◆ **PROBLEM DETAILS**
All lines in which the word "JSON" occurs are to be extracted.

A run of records

---*---

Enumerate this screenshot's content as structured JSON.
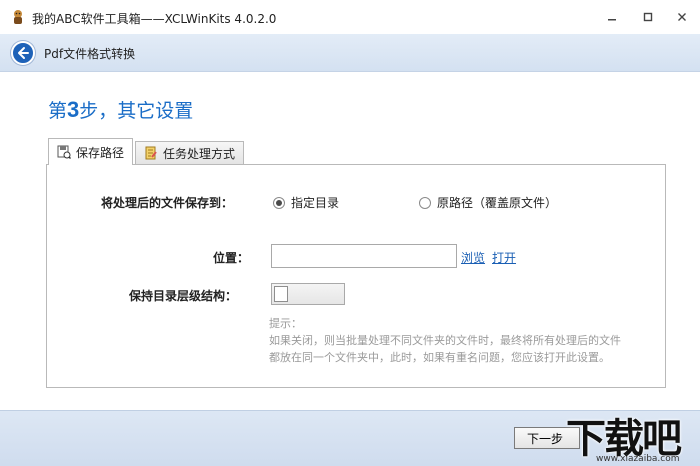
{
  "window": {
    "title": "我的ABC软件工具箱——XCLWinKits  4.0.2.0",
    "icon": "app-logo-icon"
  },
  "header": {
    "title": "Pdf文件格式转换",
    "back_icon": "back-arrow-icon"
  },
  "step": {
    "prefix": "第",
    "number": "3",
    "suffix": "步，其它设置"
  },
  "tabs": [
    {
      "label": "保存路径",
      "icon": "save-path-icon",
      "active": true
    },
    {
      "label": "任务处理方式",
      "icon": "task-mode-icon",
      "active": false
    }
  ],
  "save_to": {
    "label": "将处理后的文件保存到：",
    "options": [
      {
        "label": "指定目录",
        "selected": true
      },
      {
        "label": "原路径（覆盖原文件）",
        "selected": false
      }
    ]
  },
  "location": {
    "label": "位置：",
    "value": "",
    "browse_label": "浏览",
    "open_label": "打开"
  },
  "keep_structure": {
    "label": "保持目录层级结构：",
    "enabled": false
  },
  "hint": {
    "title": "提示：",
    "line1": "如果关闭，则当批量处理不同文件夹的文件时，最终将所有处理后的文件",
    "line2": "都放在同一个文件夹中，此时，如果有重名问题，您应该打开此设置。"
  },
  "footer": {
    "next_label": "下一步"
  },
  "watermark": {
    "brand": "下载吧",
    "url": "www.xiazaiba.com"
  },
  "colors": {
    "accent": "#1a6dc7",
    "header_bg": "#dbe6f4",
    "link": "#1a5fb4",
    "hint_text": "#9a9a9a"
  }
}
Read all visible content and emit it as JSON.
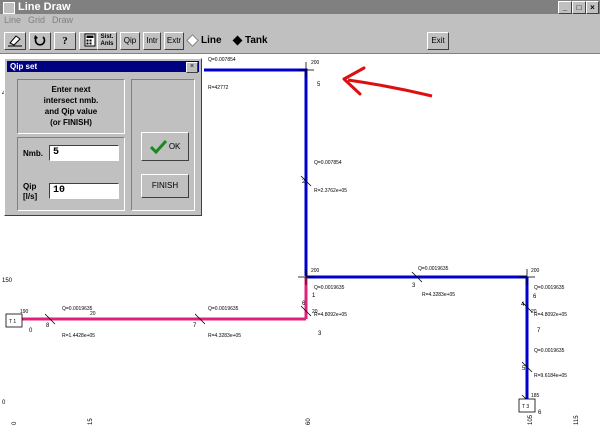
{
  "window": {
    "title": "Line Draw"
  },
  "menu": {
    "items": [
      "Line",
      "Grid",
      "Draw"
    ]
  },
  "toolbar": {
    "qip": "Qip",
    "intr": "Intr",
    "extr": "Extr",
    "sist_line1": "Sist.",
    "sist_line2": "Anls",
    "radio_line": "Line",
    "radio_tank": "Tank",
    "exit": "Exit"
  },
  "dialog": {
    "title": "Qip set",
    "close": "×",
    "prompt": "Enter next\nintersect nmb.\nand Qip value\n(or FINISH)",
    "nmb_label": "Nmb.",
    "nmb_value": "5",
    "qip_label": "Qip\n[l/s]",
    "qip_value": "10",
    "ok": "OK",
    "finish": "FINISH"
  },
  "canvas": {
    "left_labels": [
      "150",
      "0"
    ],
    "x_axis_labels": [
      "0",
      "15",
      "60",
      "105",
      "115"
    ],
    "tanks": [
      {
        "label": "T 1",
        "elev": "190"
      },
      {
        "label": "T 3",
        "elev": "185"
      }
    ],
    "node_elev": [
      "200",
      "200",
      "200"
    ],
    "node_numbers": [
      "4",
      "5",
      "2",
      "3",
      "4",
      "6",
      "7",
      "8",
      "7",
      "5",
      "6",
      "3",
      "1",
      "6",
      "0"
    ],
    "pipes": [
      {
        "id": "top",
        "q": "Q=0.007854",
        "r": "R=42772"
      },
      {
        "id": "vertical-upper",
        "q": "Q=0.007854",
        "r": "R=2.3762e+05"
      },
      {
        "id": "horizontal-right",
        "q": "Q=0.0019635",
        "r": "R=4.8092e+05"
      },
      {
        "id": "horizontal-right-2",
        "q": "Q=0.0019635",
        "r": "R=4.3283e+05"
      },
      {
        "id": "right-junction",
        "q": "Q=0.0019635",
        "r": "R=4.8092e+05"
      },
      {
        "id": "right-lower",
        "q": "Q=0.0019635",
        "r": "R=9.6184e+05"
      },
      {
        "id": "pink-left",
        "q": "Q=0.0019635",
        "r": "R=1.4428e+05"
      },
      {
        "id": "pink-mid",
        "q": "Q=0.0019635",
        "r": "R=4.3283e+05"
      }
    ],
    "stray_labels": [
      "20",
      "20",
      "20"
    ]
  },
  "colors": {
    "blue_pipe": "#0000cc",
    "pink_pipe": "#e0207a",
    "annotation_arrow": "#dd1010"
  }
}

---*---

◆ **TASK RESPONSE**
Enumerate this screenshot's content as structured JSON.
Read all visible content and emit it as JSON.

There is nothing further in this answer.